----- Data to use
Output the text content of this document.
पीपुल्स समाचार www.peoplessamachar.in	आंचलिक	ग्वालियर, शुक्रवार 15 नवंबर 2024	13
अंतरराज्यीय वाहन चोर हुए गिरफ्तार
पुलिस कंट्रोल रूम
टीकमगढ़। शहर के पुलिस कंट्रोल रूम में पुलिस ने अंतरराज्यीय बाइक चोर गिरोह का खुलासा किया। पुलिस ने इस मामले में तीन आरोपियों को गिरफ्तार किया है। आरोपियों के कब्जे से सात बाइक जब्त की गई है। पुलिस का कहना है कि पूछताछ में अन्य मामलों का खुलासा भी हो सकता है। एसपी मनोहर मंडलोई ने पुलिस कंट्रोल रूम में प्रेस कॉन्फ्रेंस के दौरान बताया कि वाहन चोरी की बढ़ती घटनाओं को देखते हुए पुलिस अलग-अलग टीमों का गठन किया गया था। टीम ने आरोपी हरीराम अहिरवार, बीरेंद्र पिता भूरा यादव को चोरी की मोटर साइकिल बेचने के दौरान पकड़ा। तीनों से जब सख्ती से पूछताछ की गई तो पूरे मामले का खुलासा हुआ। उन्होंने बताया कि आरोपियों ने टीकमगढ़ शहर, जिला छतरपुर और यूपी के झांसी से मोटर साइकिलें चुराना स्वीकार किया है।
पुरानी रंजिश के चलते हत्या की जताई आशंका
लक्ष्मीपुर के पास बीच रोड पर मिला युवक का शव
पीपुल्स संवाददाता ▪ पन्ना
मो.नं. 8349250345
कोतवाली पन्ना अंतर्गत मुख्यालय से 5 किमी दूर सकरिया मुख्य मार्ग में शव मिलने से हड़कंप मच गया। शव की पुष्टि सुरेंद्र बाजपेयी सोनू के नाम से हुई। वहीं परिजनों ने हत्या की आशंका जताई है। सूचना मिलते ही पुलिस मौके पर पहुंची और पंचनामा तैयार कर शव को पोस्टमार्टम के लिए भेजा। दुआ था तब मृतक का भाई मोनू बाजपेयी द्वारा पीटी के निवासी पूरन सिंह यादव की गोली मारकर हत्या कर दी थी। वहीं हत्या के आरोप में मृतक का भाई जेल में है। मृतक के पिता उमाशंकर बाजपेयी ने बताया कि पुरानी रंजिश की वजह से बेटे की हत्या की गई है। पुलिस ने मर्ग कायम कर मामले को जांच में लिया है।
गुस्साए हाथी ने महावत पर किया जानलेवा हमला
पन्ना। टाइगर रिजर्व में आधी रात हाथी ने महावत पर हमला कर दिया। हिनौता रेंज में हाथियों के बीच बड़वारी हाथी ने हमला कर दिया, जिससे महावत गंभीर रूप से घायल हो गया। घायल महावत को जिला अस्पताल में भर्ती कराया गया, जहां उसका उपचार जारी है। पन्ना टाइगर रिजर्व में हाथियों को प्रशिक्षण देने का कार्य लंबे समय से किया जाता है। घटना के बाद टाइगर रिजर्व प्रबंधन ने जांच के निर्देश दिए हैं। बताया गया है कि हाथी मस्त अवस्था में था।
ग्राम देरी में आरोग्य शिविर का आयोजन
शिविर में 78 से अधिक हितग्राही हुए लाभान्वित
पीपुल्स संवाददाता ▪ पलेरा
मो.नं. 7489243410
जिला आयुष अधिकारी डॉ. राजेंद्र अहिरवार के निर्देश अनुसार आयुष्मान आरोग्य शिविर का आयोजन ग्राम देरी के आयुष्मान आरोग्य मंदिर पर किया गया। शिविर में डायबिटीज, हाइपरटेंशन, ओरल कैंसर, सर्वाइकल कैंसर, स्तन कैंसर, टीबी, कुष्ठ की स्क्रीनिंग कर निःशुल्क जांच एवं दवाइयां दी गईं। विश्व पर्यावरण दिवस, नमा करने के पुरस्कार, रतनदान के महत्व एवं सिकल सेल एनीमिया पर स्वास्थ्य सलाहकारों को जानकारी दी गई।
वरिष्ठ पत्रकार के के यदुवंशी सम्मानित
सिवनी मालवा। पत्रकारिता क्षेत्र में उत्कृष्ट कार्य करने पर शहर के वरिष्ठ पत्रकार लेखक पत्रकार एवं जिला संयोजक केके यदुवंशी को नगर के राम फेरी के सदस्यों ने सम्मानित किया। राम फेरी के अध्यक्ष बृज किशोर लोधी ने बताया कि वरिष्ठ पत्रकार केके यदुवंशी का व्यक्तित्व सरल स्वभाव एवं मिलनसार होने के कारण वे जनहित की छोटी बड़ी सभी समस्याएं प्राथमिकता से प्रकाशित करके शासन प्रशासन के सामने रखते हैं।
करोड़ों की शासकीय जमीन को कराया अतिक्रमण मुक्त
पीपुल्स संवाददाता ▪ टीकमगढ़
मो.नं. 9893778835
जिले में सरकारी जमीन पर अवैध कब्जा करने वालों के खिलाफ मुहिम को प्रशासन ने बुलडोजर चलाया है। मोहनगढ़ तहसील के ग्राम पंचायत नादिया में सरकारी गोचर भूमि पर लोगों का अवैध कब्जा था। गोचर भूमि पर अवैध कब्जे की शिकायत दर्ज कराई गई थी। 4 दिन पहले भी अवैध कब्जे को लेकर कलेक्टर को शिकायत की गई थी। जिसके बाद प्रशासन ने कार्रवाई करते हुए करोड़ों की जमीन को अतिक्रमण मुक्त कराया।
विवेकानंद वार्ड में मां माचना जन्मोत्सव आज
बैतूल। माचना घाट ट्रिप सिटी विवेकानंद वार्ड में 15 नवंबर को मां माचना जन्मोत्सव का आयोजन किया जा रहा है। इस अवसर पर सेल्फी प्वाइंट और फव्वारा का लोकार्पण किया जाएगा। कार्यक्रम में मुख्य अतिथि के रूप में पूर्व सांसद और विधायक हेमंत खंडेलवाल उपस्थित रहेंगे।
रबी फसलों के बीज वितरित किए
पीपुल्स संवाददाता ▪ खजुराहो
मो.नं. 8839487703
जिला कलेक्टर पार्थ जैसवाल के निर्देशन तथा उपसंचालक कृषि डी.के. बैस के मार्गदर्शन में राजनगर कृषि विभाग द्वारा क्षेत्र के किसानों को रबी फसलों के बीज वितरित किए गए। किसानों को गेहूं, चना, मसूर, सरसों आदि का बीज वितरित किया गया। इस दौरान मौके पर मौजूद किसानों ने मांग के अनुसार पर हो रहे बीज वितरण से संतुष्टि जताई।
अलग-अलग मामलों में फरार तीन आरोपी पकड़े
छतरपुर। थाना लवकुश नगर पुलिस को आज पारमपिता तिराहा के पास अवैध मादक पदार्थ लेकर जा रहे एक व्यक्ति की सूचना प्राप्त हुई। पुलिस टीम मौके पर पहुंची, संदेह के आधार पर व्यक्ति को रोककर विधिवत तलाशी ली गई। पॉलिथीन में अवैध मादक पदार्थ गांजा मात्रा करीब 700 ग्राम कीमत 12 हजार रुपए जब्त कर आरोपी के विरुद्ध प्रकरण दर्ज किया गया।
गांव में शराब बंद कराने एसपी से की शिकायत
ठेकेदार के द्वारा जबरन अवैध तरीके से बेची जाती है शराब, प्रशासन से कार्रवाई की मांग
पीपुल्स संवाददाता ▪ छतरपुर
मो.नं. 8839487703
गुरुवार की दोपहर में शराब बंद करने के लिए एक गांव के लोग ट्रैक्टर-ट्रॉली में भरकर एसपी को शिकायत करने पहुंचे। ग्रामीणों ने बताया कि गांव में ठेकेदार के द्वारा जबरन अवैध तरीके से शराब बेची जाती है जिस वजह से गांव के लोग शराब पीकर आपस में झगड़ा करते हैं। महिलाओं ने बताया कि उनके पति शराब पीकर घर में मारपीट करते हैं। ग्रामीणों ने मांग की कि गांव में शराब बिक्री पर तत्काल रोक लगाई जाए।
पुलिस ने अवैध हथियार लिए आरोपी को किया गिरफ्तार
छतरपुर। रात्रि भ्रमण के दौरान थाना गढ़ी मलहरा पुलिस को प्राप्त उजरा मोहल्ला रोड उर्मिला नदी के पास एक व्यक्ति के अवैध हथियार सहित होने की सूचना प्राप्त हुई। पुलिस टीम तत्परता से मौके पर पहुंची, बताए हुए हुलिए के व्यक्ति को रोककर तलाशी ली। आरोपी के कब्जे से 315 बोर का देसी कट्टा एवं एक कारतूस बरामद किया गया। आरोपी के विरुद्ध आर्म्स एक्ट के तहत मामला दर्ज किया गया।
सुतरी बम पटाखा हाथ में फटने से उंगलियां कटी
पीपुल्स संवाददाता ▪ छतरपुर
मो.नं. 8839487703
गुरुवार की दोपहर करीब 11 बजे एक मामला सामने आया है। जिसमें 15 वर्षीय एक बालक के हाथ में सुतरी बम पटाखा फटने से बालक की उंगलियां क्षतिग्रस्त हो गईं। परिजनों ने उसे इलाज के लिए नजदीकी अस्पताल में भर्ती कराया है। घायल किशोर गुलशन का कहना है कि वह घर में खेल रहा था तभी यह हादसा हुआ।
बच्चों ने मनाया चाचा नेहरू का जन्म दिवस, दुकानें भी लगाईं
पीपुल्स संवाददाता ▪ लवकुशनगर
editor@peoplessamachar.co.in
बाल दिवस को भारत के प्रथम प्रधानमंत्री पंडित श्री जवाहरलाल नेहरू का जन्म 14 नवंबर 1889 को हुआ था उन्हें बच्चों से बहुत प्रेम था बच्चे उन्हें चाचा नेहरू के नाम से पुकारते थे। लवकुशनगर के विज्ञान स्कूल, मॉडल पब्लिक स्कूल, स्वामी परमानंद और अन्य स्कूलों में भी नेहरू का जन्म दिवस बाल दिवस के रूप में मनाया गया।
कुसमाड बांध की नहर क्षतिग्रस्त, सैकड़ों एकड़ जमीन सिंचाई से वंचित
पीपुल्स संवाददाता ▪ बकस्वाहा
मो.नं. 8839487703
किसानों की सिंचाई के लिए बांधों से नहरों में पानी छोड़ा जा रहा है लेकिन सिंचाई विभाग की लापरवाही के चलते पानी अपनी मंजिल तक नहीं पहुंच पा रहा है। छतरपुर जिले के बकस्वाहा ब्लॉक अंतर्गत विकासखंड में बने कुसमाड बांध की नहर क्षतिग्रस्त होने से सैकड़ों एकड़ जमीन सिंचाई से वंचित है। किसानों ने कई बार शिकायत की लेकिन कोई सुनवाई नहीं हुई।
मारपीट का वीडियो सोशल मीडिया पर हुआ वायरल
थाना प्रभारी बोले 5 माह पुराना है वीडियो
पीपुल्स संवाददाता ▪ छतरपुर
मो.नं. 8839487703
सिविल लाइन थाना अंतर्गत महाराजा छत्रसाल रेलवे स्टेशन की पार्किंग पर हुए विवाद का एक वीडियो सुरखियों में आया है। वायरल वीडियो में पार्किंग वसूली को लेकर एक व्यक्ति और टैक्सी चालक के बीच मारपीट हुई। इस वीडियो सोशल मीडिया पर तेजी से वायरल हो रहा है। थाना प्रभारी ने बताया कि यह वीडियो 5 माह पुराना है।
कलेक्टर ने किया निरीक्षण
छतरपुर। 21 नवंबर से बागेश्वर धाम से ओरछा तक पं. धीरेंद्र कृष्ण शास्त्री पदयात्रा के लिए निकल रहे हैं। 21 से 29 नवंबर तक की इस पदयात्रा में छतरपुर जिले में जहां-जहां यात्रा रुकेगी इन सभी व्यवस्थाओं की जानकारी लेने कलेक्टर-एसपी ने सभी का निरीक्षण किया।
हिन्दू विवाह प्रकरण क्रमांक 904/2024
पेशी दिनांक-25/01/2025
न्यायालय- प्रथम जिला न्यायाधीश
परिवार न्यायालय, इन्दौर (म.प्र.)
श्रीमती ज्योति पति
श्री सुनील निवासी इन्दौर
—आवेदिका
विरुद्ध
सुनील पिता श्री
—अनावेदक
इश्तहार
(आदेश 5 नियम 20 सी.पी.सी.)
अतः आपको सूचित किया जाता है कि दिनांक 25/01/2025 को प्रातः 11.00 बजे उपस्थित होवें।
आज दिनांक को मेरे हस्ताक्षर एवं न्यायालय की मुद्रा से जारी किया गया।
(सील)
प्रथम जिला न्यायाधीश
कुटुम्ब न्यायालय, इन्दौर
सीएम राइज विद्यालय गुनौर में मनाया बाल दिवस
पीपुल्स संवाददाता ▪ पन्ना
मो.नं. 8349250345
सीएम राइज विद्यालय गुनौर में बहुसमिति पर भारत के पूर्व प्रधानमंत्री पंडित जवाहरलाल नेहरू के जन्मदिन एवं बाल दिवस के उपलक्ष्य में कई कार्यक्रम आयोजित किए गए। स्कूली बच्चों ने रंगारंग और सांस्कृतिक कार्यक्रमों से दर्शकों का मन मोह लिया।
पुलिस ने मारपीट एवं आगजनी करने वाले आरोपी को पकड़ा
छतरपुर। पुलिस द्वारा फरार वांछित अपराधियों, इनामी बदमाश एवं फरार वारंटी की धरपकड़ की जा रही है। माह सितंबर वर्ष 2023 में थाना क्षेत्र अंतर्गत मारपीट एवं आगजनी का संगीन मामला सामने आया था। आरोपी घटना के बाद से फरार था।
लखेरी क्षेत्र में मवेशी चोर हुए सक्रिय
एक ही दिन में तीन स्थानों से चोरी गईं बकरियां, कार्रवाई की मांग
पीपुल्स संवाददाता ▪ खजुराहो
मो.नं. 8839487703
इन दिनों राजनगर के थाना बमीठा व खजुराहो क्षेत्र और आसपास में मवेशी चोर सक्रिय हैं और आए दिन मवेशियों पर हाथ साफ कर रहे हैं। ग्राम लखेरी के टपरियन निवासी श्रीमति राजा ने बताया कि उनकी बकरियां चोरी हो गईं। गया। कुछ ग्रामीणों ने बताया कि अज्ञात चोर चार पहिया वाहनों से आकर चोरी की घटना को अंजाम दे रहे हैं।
----------
Exercise aim:
Only the number is wanted: how many lines of the material above include the word "शनगर"?

Correct response:
2